**Exercise:**
From the entries below, copy every line where the string "name" appears.
╔══
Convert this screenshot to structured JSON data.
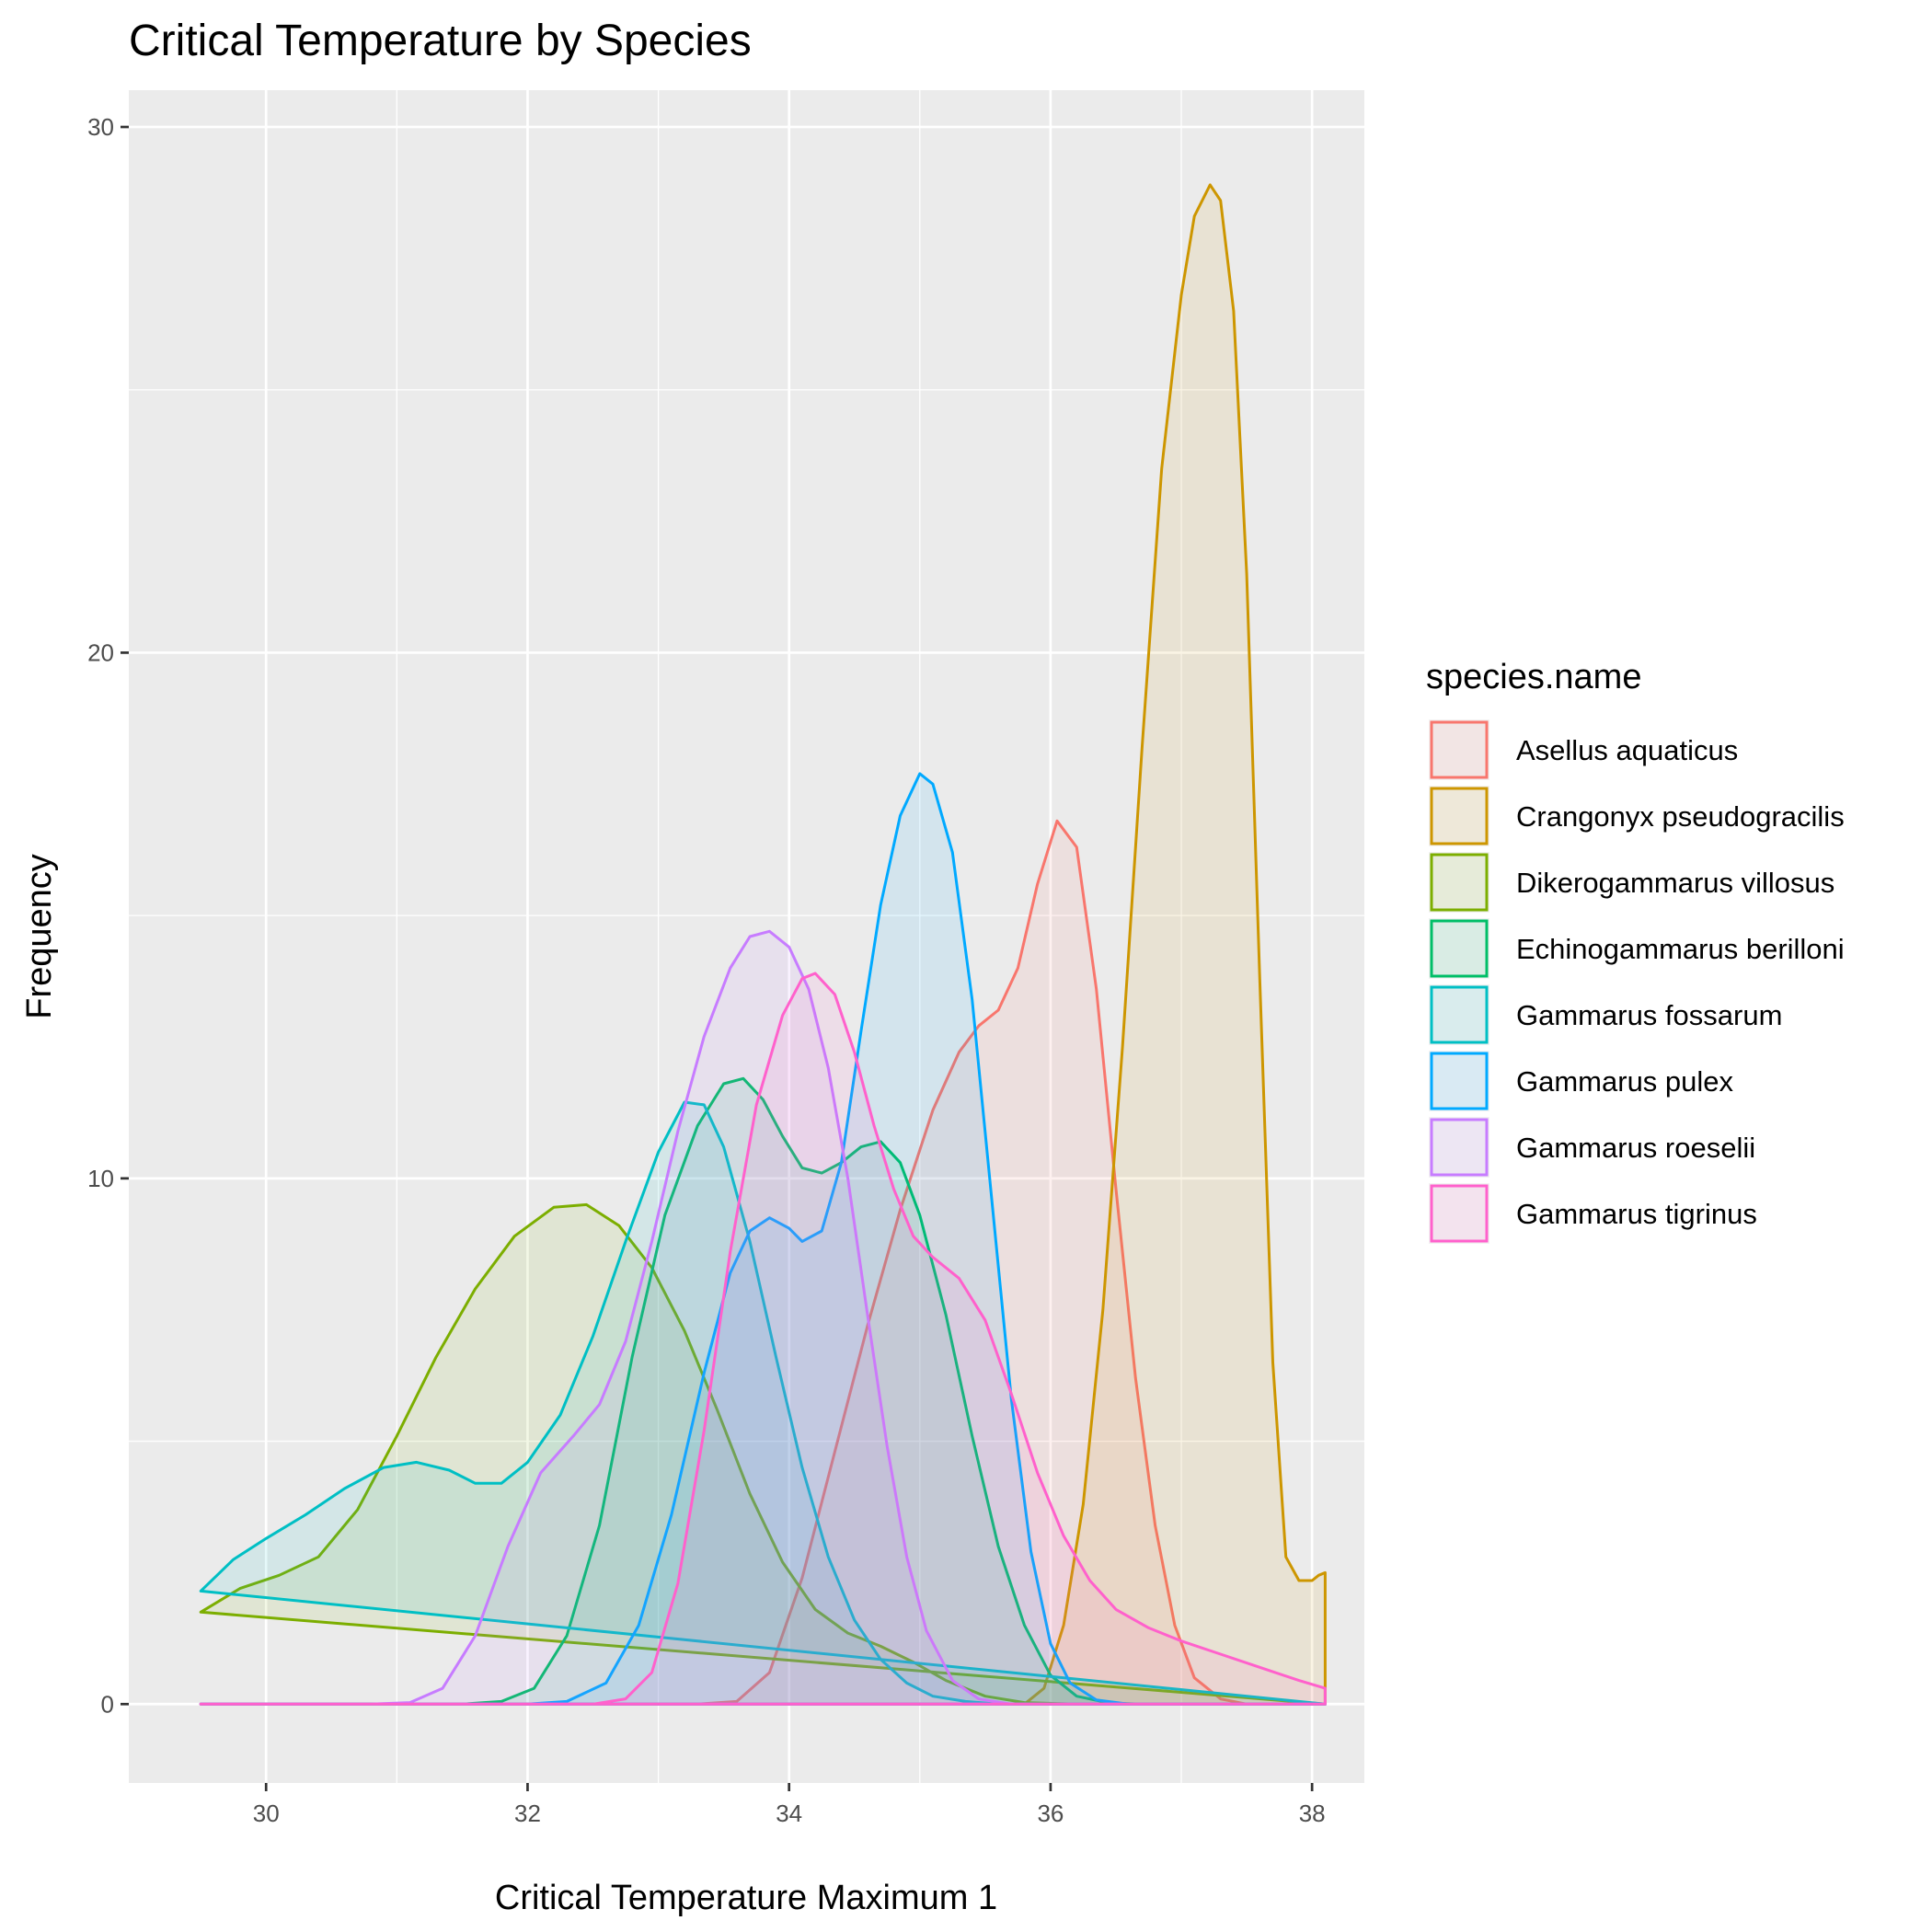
{
  "chart_data": {
    "type": "area",
    "subtype": "density",
    "title": "Critical Temperature by Species",
    "xlabel": "Critical Temperature Maximum 1",
    "ylabel": "Frequency",
    "xlim": [
      28.95,
      38.4
    ],
    "ylim": [
      -1.5,
      30.7
    ],
    "x_ticks": [
      30,
      32,
      34,
      36,
      38
    ],
    "y_ticks": [
      0,
      10,
      20,
      30
    ],
    "grid": true,
    "legend_title": "species.name",
    "legend_position": "right",
    "series": [
      {
        "name": "Asellus aquaticus",
        "color": "#F8766D",
        "points": [
          [
            29.5,
            0
          ],
          [
            33.3,
            0
          ],
          [
            33.6,
            0.05
          ],
          [
            33.85,
            0.6
          ],
          [
            34.1,
            2.4
          ],
          [
            34.35,
            4.8
          ],
          [
            34.6,
            7.2
          ],
          [
            34.85,
            9.4
          ],
          [
            35.1,
            11.3
          ],
          [
            35.3,
            12.4
          ],
          [
            35.45,
            12.9
          ],
          [
            35.6,
            13.2
          ],
          [
            35.75,
            14
          ],
          [
            35.9,
            15.6
          ],
          [
            36.05,
            16.8
          ],
          [
            36.2,
            16.3
          ],
          [
            36.35,
            13.6
          ],
          [
            36.5,
            9.8
          ],
          [
            36.65,
            6.2
          ],
          [
            36.8,
            3.4
          ],
          [
            36.95,
            1.5
          ],
          [
            37.1,
            0.5
          ],
          [
            37.3,
            0.1
          ],
          [
            37.5,
            0
          ],
          [
            38.1,
            0
          ]
        ]
      },
      {
        "name": "Crangonyx pseudogracilis",
        "color": "#CD9600",
        "points": [
          [
            29.5,
            0
          ],
          [
            35.8,
            0
          ],
          [
            35.95,
            0.3
          ],
          [
            36.1,
            1.5
          ],
          [
            36.25,
            3.8
          ],
          [
            36.4,
            7.5
          ],
          [
            36.55,
            12.5
          ],
          [
            36.7,
            18.2
          ],
          [
            36.85,
            23.5
          ],
          [
            37,
            26.8
          ],
          [
            37.1,
            28.3
          ],
          [
            37.22,
            28.9
          ],
          [
            37.3,
            28.6
          ],
          [
            37.4,
            26.5
          ],
          [
            37.5,
            21.5
          ],
          [
            37.6,
            13.8
          ],
          [
            37.7,
            6.5
          ],
          [
            37.8,
            2.8
          ],
          [
            37.9,
            2.35
          ],
          [
            38,
            2.35
          ],
          [
            38.05,
            2.45
          ],
          [
            38.1,
            2.5
          ],
          [
            38.1,
            0
          ]
        ]
      },
      {
        "name": "Dikerogammarus villosus",
        "color": "#7CAE00",
        "points": [
          [
            29.5,
            1.75
          ],
          [
            29.8,
            2.2
          ],
          [
            30.1,
            2.45
          ],
          [
            30.4,
            2.8
          ],
          [
            30.7,
            3.7
          ],
          [
            31,
            5.1
          ],
          [
            31.3,
            6.6
          ],
          [
            31.6,
            7.9
          ],
          [
            31.9,
            8.9
          ],
          [
            32.2,
            9.45
          ],
          [
            32.45,
            9.5
          ],
          [
            32.7,
            9.1
          ],
          [
            32.95,
            8.3
          ],
          [
            33.2,
            7.1
          ],
          [
            33.45,
            5.6
          ],
          [
            33.7,
            4
          ],
          [
            33.95,
            2.7
          ],
          [
            34.2,
            1.8
          ],
          [
            34.45,
            1.35
          ],
          [
            34.7,
            1.1
          ],
          [
            34.95,
            0.8
          ],
          [
            35.2,
            0.45
          ],
          [
            35.5,
            0.15
          ],
          [
            35.8,
            0.03
          ],
          [
            36.2,
            0
          ],
          [
            38.1,
            0
          ]
        ]
      },
      {
        "name": "Echinogammarus berilloni",
        "color": "#00BE67",
        "points": [
          [
            29.5,
            0
          ],
          [
            31.5,
            0
          ],
          [
            31.8,
            0.05
          ],
          [
            32.05,
            0.3
          ],
          [
            32.3,
            1.3
          ],
          [
            32.55,
            3.4
          ],
          [
            32.8,
            6.6
          ],
          [
            33.05,
            9.3
          ],
          [
            33.3,
            11
          ],
          [
            33.5,
            11.8
          ],
          [
            33.65,
            11.9
          ],
          [
            33.8,
            11.5
          ],
          [
            33.95,
            10.8
          ],
          [
            34.1,
            10.2
          ],
          [
            34.25,
            10.1
          ],
          [
            34.4,
            10.3
          ],
          [
            34.55,
            10.6
          ],
          [
            34.7,
            10.7
          ],
          [
            34.85,
            10.3
          ],
          [
            35,
            9.3
          ],
          [
            35.2,
            7.4
          ],
          [
            35.4,
            5.1
          ],
          [
            35.6,
            3
          ],
          [
            35.8,
            1.5
          ],
          [
            36,
            0.55
          ],
          [
            36.2,
            0.15
          ],
          [
            36.45,
            0.02
          ],
          [
            36.7,
            0
          ],
          [
            38.1,
            0
          ]
        ]
      },
      {
        "name": "Gammarus fossarum",
        "color": "#00BFC4",
        "points": [
          [
            29.5,
            2.15
          ],
          [
            29.75,
            2.75
          ],
          [
            30,
            3.15
          ],
          [
            30.3,
            3.6
          ],
          [
            30.6,
            4.1
          ],
          [
            30.9,
            4.5
          ],
          [
            31.15,
            4.6
          ],
          [
            31.4,
            4.45
          ],
          [
            31.6,
            4.2
          ],
          [
            31.8,
            4.2
          ],
          [
            32,
            4.6
          ],
          [
            32.25,
            5.5
          ],
          [
            32.5,
            7
          ],
          [
            32.75,
            8.8
          ],
          [
            33,
            10.5
          ],
          [
            33.2,
            11.45
          ],
          [
            33.35,
            11.4
          ],
          [
            33.5,
            10.6
          ],
          [
            33.7,
            8.8
          ],
          [
            33.9,
            6.6
          ],
          [
            34.1,
            4.5
          ],
          [
            34.3,
            2.8
          ],
          [
            34.5,
            1.6
          ],
          [
            34.7,
            0.85
          ],
          [
            34.9,
            0.4
          ],
          [
            35.1,
            0.15
          ],
          [
            35.35,
            0.05
          ],
          [
            35.6,
            0
          ],
          [
            38.1,
            0
          ]
        ]
      },
      {
        "name": "Gammarus pulex",
        "color": "#00A9FF",
        "points": [
          [
            29.5,
            0
          ],
          [
            32,
            0
          ],
          [
            32.3,
            0.05
          ],
          [
            32.6,
            0.4
          ],
          [
            32.85,
            1.5
          ],
          [
            33.1,
            3.6
          ],
          [
            33.35,
            6.3
          ],
          [
            33.55,
            8.2
          ],
          [
            33.7,
            9
          ],
          [
            33.85,
            9.25
          ],
          [
            34,
            9.05
          ],
          [
            34.1,
            8.8
          ],
          [
            34.25,
            9
          ],
          [
            34.4,
            10.3
          ],
          [
            34.55,
            12.8
          ],
          [
            34.7,
            15.2
          ],
          [
            34.85,
            16.9
          ],
          [
            35,
            17.7
          ],
          [
            35.1,
            17.5
          ],
          [
            35.25,
            16.2
          ],
          [
            35.4,
            13.4
          ],
          [
            35.55,
            9.6
          ],
          [
            35.7,
            5.8
          ],
          [
            35.85,
            2.9
          ],
          [
            36,
            1.15
          ],
          [
            36.15,
            0.4
          ],
          [
            36.35,
            0.08
          ],
          [
            36.6,
            0
          ],
          [
            38.1,
            0
          ]
        ]
      },
      {
        "name": "Gammarus roeselii",
        "color": "#C77CFF",
        "points": [
          [
            29.5,
            0
          ],
          [
            30.8,
            0
          ],
          [
            31.1,
            0.03
          ],
          [
            31.35,
            0.3
          ],
          [
            31.6,
            1.3
          ],
          [
            31.85,
            3
          ],
          [
            32.1,
            4.4
          ],
          [
            32.35,
            5.1
          ],
          [
            32.55,
            5.7
          ],
          [
            32.75,
            6.9
          ],
          [
            32.95,
            8.8
          ],
          [
            33.15,
            10.9
          ],
          [
            33.35,
            12.7
          ],
          [
            33.55,
            14
          ],
          [
            33.7,
            14.6
          ],
          [
            33.85,
            14.7
          ],
          [
            34,
            14.4
          ],
          [
            34.15,
            13.6
          ],
          [
            34.3,
            12.1
          ],
          [
            34.45,
            10
          ],
          [
            34.6,
            7.4
          ],
          [
            34.75,
            4.9
          ],
          [
            34.9,
            2.8
          ],
          [
            35.05,
            1.4
          ],
          [
            35.25,
            0.45
          ],
          [
            35.45,
            0.1
          ],
          [
            35.7,
            0
          ],
          [
            38.1,
            0
          ]
        ]
      },
      {
        "name": "Gammarus tigrinus",
        "color": "#FF61CC",
        "points": [
          [
            29.5,
            0
          ],
          [
            32.5,
            0
          ],
          [
            32.75,
            0.1
          ],
          [
            32.95,
            0.6
          ],
          [
            33.15,
            2.3
          ],
          [
            33.35,
            5.2
          ],
          [
            33.55,
            8.6
          ],
          [
            33.75,
            11.4
          ],
          [
            33.95,
            13.1
          ],
          [
            34.1,
            13.8
          ],
          [
            34.2,
            13.9
          ],
          [
            34.35,
            13.5
          ],
          [
            34.5,
            12.4
          ],
          [
            34.65,
            11
          ],
          [
            34.8,
            9.8
          ],
          [
            34.95,
            8.9
          ],
          [
            35.1,
            8.5
          ],
          [
            35.3,
            8.1
          ],
          [
            35.5,
            7.3
          ],
          [
            35.7,
            5.9
          ],
          [
            35.9,
            4.4
          ],
          [
            36.1,
            3.2
          ],
          [
            36.3,
            2.35
          ],
          [
            36.5,
            1.8
          ],
          [
            36.75,
            1.45
          ],
          [
            37,
            1.2
          ],
          [
            37.3,
            0.95
          ],
          [
            37.6,
            0.7
          ],
          [
            37.9,
            0.45
          ],
          [
            38.1,
            0.3
          ],
          [
            38.1,
            0
          ]
        ]
      }
    ]
  }
}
╚══
**Solution:**
    "legend_title": "species.name",
        "name": "Asellus aquaticus",
        "name": "Crangonyx pseudogracilis",
        "name": "Dikerogammarus villosus",
        "name": "Echinogammarus berilloni",
        "name": "Gammarus fossarum",
        "name": "Gammarus pulex",
        "name": "Gammarus roeselii",
        "name": "Gammarus tigrinus",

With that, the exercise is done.